** Start **

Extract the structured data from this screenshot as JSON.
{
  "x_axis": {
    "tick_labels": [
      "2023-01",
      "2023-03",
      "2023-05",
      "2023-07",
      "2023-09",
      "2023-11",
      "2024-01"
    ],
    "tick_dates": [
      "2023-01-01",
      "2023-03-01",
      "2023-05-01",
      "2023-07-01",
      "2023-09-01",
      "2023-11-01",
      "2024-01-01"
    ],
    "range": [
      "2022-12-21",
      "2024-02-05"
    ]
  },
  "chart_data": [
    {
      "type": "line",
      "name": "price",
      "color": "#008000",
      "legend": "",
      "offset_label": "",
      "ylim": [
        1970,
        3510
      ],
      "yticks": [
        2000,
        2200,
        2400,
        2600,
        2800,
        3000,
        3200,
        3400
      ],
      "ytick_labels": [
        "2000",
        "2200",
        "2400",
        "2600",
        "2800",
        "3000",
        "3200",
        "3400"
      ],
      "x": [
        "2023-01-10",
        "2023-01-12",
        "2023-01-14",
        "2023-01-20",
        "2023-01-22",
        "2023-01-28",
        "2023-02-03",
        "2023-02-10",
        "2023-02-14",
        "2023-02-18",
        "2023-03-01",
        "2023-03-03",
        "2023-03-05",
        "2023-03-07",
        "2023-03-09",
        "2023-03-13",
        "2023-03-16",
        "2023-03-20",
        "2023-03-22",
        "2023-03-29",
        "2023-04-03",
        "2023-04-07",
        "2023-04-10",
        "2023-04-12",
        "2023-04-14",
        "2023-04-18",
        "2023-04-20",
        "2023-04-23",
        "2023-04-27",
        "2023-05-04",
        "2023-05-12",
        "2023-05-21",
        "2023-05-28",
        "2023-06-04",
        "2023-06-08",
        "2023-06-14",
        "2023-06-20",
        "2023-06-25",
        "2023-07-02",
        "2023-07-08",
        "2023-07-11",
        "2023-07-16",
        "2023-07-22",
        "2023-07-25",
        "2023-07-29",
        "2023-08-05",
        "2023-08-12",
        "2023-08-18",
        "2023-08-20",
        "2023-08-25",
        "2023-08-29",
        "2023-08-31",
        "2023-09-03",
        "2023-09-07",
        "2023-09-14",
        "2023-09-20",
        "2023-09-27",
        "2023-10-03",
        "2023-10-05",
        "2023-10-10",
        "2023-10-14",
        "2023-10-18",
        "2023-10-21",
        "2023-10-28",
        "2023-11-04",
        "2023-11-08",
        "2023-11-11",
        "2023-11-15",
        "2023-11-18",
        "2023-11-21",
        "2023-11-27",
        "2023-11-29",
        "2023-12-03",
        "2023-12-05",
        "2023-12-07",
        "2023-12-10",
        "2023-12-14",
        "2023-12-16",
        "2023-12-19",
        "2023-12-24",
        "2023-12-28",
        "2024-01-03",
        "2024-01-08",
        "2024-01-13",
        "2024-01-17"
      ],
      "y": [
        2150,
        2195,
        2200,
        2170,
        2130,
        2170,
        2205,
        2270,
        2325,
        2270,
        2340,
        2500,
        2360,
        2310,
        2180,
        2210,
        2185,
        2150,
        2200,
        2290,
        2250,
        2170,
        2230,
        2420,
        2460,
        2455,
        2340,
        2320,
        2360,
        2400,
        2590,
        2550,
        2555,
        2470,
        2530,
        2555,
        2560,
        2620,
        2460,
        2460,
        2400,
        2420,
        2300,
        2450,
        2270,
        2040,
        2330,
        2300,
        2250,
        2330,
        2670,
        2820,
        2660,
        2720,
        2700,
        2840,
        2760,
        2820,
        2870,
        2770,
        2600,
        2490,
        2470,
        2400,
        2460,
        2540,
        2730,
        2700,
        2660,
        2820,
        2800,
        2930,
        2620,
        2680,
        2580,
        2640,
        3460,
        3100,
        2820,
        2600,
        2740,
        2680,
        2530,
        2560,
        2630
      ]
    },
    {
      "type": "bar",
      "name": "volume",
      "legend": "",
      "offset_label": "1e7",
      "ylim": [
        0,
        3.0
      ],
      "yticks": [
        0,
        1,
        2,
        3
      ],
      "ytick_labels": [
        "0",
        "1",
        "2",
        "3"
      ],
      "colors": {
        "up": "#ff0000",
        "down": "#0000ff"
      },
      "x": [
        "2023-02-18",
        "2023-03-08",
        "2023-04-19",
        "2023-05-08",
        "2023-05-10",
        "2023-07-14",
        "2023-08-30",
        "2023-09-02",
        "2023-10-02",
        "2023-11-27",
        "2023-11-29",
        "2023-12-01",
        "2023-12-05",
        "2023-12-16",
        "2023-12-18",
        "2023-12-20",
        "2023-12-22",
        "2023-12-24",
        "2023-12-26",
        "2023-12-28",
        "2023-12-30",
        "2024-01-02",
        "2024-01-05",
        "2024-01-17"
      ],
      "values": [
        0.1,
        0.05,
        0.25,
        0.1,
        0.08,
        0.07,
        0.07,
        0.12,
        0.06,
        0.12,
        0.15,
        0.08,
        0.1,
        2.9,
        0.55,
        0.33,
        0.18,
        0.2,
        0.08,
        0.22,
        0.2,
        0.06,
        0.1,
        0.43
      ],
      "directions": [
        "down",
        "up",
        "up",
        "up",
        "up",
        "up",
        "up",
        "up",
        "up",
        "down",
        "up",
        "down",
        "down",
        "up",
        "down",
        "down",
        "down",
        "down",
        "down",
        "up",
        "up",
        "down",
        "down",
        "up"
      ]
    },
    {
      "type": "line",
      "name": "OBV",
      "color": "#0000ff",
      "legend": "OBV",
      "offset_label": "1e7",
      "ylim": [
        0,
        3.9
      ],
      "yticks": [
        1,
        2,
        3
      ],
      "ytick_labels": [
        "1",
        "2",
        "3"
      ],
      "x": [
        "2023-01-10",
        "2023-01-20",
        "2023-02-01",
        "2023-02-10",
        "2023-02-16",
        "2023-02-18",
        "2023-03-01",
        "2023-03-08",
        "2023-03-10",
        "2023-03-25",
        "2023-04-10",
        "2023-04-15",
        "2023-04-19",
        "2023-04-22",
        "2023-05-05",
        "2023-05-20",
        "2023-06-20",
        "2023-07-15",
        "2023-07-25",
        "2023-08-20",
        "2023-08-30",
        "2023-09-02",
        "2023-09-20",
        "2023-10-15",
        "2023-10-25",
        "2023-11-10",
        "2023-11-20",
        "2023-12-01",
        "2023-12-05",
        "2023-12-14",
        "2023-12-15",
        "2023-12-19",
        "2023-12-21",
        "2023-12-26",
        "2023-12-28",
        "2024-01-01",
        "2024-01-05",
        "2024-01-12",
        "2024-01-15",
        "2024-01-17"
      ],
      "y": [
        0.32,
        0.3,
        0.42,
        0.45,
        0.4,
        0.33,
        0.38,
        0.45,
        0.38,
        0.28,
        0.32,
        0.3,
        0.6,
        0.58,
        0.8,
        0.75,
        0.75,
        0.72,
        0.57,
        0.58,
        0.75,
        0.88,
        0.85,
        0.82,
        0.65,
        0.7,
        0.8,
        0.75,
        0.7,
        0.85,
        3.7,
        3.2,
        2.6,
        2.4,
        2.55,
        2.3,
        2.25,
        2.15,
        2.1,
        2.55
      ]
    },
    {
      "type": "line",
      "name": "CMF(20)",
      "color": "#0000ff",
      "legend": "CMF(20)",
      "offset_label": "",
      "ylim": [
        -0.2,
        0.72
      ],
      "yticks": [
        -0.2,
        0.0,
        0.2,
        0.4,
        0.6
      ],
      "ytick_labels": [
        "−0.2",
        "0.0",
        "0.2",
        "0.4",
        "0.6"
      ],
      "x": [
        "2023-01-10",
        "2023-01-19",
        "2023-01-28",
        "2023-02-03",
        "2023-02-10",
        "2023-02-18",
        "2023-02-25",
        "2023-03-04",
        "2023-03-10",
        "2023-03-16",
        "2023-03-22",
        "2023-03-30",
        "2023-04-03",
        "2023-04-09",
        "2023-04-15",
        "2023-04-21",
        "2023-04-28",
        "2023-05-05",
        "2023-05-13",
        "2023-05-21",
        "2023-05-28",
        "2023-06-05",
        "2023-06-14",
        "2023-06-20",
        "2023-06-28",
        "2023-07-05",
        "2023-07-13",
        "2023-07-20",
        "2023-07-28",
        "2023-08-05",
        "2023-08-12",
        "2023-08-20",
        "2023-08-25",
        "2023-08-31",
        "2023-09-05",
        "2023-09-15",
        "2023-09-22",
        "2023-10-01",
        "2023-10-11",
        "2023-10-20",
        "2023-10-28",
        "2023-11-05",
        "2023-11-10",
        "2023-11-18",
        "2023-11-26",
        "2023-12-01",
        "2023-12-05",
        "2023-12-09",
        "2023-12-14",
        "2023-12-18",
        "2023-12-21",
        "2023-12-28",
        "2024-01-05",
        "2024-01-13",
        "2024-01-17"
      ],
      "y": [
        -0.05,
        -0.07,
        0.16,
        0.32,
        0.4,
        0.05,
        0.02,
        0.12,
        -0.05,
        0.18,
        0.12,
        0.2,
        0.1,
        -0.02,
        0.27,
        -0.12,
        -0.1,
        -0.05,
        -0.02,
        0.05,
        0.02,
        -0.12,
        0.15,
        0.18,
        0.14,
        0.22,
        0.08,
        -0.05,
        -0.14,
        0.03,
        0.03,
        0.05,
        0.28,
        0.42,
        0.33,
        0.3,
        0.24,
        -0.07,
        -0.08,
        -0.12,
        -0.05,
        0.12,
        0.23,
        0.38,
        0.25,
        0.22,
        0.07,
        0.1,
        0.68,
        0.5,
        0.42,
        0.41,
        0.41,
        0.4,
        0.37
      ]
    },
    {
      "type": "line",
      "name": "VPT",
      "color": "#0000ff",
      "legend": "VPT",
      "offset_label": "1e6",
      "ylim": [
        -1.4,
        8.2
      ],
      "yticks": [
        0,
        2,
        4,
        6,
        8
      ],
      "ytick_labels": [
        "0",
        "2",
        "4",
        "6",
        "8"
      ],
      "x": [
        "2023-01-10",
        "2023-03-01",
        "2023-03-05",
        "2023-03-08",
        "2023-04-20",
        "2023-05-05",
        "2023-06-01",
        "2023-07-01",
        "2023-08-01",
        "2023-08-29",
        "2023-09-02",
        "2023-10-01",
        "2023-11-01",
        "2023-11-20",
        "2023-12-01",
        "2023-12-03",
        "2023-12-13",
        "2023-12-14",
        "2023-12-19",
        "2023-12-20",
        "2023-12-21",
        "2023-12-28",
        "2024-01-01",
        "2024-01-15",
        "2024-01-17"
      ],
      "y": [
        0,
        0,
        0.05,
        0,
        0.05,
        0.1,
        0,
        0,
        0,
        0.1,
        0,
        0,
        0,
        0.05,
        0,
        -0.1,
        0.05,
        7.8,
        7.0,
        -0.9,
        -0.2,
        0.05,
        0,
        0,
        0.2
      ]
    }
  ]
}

** End **

» **Set exercise**:
List every line from the entries above in which "legend" appears.

» **The answer**:
      "legend": "",
      "legend": "",
      "legend": "OBV",
      "legend": "CMF(20)",
      "legend": "VPT",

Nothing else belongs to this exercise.